STATED EXERCISE:
Output every record below exactly as it appears.

INPUT:
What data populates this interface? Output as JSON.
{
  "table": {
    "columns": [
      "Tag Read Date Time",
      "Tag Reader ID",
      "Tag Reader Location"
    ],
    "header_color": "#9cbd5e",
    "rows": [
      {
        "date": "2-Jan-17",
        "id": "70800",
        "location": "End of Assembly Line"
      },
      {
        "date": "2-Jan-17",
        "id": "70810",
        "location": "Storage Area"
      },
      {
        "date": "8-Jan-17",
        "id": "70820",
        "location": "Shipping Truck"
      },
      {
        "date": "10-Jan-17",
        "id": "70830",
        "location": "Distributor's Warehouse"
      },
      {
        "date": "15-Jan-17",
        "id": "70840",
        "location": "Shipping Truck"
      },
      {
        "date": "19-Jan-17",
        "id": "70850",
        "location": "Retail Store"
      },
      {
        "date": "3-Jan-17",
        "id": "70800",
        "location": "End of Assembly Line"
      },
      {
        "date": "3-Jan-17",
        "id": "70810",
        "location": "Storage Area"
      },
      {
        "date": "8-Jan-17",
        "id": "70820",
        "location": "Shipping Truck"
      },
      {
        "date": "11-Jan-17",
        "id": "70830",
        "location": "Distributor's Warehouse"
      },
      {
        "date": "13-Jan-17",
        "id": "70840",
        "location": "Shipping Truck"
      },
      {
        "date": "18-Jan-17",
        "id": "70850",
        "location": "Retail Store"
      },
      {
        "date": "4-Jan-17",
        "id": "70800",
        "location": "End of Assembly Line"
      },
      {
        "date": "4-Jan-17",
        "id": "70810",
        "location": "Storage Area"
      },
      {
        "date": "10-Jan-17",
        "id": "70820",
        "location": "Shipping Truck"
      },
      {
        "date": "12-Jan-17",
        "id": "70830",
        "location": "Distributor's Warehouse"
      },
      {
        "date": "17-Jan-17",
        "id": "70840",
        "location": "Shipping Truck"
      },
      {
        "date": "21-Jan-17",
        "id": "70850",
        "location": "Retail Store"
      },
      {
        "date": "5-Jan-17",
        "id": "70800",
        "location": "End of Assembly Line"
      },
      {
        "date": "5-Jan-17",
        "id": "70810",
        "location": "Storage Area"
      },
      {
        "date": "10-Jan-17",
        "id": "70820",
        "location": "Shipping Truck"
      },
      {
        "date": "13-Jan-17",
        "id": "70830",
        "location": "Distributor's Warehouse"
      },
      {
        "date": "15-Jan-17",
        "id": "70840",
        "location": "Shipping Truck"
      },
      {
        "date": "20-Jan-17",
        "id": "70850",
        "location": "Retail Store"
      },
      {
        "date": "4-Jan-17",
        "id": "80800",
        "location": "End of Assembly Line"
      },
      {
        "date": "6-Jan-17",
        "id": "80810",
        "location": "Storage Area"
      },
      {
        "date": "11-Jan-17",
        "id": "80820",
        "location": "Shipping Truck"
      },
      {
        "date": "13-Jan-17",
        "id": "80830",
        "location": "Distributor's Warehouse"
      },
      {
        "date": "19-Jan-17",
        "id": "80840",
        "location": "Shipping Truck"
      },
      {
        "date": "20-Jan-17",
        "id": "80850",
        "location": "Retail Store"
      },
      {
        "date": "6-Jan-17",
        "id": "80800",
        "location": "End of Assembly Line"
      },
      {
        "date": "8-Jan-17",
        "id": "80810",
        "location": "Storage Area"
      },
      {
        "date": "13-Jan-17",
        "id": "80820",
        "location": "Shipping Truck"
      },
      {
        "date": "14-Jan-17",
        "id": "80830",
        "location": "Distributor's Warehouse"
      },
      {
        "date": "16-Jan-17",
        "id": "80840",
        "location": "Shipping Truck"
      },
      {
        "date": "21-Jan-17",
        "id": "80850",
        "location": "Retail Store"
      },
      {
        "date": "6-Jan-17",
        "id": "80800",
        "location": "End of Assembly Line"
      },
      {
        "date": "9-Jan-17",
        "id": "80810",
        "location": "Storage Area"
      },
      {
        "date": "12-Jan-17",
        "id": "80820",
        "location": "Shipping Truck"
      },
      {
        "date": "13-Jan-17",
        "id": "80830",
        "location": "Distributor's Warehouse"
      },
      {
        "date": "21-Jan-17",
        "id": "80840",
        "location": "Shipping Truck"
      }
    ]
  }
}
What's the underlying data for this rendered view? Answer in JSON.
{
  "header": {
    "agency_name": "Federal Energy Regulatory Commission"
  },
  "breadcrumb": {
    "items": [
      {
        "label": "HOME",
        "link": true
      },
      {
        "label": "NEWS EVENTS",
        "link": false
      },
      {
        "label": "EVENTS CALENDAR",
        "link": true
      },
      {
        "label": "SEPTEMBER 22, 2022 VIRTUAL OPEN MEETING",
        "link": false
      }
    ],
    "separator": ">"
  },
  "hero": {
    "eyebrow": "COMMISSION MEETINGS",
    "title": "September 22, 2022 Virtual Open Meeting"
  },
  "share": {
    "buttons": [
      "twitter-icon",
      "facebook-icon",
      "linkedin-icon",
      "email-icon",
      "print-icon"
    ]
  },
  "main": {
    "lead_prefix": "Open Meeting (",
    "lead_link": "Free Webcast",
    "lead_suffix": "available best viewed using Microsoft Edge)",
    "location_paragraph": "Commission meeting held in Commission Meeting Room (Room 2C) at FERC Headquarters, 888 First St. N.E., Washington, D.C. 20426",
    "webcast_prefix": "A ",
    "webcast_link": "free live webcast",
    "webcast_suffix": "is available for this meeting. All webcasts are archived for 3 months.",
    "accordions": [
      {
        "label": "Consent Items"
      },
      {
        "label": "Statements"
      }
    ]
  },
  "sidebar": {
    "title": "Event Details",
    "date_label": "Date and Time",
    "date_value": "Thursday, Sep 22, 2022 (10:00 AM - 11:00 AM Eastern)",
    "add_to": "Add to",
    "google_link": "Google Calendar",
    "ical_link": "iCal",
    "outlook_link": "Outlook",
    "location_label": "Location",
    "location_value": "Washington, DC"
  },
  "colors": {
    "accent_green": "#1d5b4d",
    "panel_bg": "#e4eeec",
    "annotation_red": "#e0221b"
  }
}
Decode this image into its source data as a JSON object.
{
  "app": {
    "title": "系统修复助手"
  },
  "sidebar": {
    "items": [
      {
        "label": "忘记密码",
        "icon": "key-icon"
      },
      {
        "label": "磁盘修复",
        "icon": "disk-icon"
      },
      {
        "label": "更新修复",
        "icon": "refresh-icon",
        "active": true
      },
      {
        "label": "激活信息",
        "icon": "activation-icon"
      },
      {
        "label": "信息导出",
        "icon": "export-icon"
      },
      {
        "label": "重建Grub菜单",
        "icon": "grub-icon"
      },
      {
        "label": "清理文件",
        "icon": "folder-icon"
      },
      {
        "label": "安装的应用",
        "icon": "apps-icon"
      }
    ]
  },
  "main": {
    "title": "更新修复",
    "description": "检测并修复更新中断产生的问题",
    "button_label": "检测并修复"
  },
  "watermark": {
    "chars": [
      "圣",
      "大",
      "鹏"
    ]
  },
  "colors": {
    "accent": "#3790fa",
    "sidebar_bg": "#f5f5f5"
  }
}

CORRECT ANSWER:
What data populates this interface? Output as JSON.
{
  "table": {
    "columns": [
      "Tag Read Date Time",
      "Tag Reader ID",
      "Tag Reader Location"
    ],
    "header_color": "#9cbd5e",
    "rows": [
      {
        "date": "2-Jan-17",
        "id": "70800",
        "location": "End of Assembly Line"
      },
      {
        "date": "2-Jan-17",
        "id": "70810",
        "location": "Storage Area"
      },
      {
        "date": "8-Jan-17",
        "id": "70820",
        "location": "Shipping Truck"
      },
      {
        "date": "10-Jan-17",
        "id": "70830",
        "location": "Distributor's Warehouse"
      },
      {
        "date": "15-Jan-17",
        "id": "70840",
        "location": "Shipping Truck"
      },
      {
        "date": "19-Jan-17",
        "id": "70850",
        "location": "Retail Store"
      },
      {
        "date": "3-Jan-17",
        "id": "70800",
        "location": "End of Assembly Line"
      },
      {
        "date": "3-Jan-17",
        "id": "70810",
        "location": "Storage Area"
      },
      {
        "date": "8-Jan-17",
        "id": "70820",
        "location": "Shipping Truck"
      },
      {
        "date": "11-Jan-17",
        "id": "70830",
        "location": "Distributor's Warehouse"
      },
      {
        "date": "13-Jan-17",
        "id": "70840",
        "location": "Shipping Truck"
      },
      {
        "date": "18-Jan-17",
        "id": "70850",
        "location": "Retail Store"
      },
      {
        "date": "4-Jan-17",
        "id": "70800",
        "location": "End of Assembly Line"
      },
      {
        "date": "4-Jan-17",
        "id": "70810",
        "location": "Storage Area"
      },
      {
        "date": "10-Jan-17",
        "id": "70820",
        "location": "Shipping Truck"
      },
      {
        "date": "12-Jan-17",
        "id": "70830",
        "location": "Distributor's Warehouse"
      },
      {
        "date": "17-Jan-17",
        "id": "70840",
        "location": "Shipping Truck"
      },
      {
        "date": "21-Jan-17",
        "id": "70850",
        "location": "Retail Store"
      },
      {
        "date": "5-Jan-17",
        "id": "70800",
        "location": "End of Assembly Line"
      },
      {
        "date": "5-Jan-17",
        "id": "70810",
        "location": "Storage Area"
      },
      {
        "date": "10-Jan-17",
        "id": "70820",
        "location": "Shipping Truck"
      },
      {
        "date": "13-Jan-17",
        "id": "70830",
        "location": "Distributor's Warehouse"
      },
      {
        "date": "15-Jan-17",
        "id": "70840",
        "location": "Shipping Truck"
      },
      {
        "date": "20-Jan-17",
        "id": "70850",
        "location": "Retail Store"
      },
      {
        "date": "4-Jan-17",
        "id": "80800",
        "location": "End of Assembly Line"
      },
      {
        "date": "6-Jan-17",
        "id": "80810",
        "location": "Storage Area"
      },
      {
        "date": "11-Jan-17",
        "id": "80820",
        "location": "Shipping Truck"
      },
      {
        "date": "13-Jan-17",
        "id": "80830",
        "location": "Distributor's Warehouse"
      },
      {
        "date": "19-Jan-17",
        "id": "80840",
        "location": "Shipping Truck"
      },
      {
        "date": "20-Jan-17",
        "id": "80850",
        "location": "Retail Store"
      },
      {
        "date": "6-Jan-17",
        "id": "80800",
        "location": "End of Assembly Line"
      },
      {
        "date": "8-Jan-17",
        "id": "80810",
        "location": "Storage Area"
      },
      {
        "date": "13-Jan-17",
        "id": "80820",
        "location": "Shipping Truck"
      },
      {
        "date": "14-Jan-17",
        "id": "80830",
        "location": "Distributor's Warehouse"
      },
      {
        "date": "16-Jan-17",
        "id": "80840",
        "location": "Shipping Truck"
      },
      {
        "date": "21-Jan-17",
        "id": "80850",
        "location": "Retail Store"
      },
      {
        "date": "6-Jan-17",
        "id": "80800",
        "location": "End of Assembly Line"
      },
      {
        "date": "9-Jan-17",
        "id": "80810",
        "location": "Storage Area"
      },
      {
        "date": "12-Jan-17",
        "id": "80820",
        "location": "Shipping Truck"
      },
      {
        "date": "13-Jan-17",
        "id": "80830",
        "location": "Distributor's Warehouse"
      },
      {
        "date": "21-Jan-17",
        "id": "80840",
        "location": "Shipping Truck"
      }
    ]
  }
}
What's the underlying data for this rendered view? Answer in JSON.
{
  "header": {
    "agency_name": "Federal Energy Regulatory Commission"
  },
  "breadcrumb": {
    "items": [
      {
        "label": "HOME",
        "link": true
      },
      {
        "label": "NEWS EVENTS",
        "link": false
      },
      {
        "label": "EVENTS CALENDAR",
        "link": true
      },
      {
        "label": "SEPTEMBER 22, 2022 VIRTUAL OPEN MEETING",
        "link": false
      }
    ],
    "separator": ">"
  },
  "hero": {
    "eyebrow": "COMMISSION MEETINGS",
    "title": "September 22, 2022 Virtual Open Meeting"
  },
  "share": {
    "buttons": [
      "twitter-icon",
      "facebook-icon",
      "linkedin-icon",
      "email-icon",
      "print-icon"
    ]
  },
  "main": {
    "lead_prefix": "Open Meeting (",
    "lead_link": "Free Webcast",
    "lead_suffix": "available best viewed using Microsoft Edge)",
    "location_paragraph": "Commission meeting held in Commission Meeting Room (Room 2C) at FERC Headquarters, 888 First St. N.E., Washington, D.C. 20426",
    "webcast_prefix": "A ",
    "webcast_link": "free live webcast",
    "webcast_suffix": "is available for this meeting. All webcasts are archived for 3 months.",
    "accordions": [
      {
        "label": "Consent Items"
      },
      {
        "label": "Statements"
      }
    ]
  },
  "sidebar": {
    "title": "Event Details",
    "date_label": "Date and Time",
    "date_value": "Thursday, Sep 22, 2022 (10:00 AM - 11:00 AM Eastern)",
    "add_to": "Add to",
    "google_link": "Google Calendar",
    "ical_link": "iCal",
    "outlook_link": "Outlook",
    "location_label": "Location",
    "location_value": "Washington, DC"
  },
  "colors": {
    "accent_green": "#1d5b4d",
    "panel_bg": "#e4eeec",
    "annotation_red": "#e0221b"
  }
}
Decode this image into its source data as a JSON object.
{
  "app": {
    "title": "系统修复助手"
  },
  "sidebar": {
    "items": [
      {
        "label": "忘记密码",
        "icon": "key-icon"
      },
      {
        "label": "磁盘修复",
        "icon": "disk-icon"
      },
      {
        "label": "更新修复",
        "icon": "refresh-icon",
        "active": true
      },
      {
        "label": "激活信息",
        "icon": "activation-icon"
      },
      {
        "label": "信息导出",
        "icon": "export-icon"
      },
      {
        "label": "重建Grub菜单",
        "icon": "grub-icon"
      },
      {
        "label": "清理文件",
        "icon": "folder-icon"
      },
      {
        "label": "安装的应用",
        "icon": "apps-icon"
      }
    ]
  },
  "main": {
    "title": "更新修复",
    "description": "检测并修复更新中断产生的问题",
    "button_label": "检测并修复"
  },
  "watermark": {
    "chars": [
      "圣",
      "大",
      "鹏"
    ]
  },
  "colors": {
    "accent": "#3790fa",
    "sidebar_bg": "#f5f5f5"
  }
}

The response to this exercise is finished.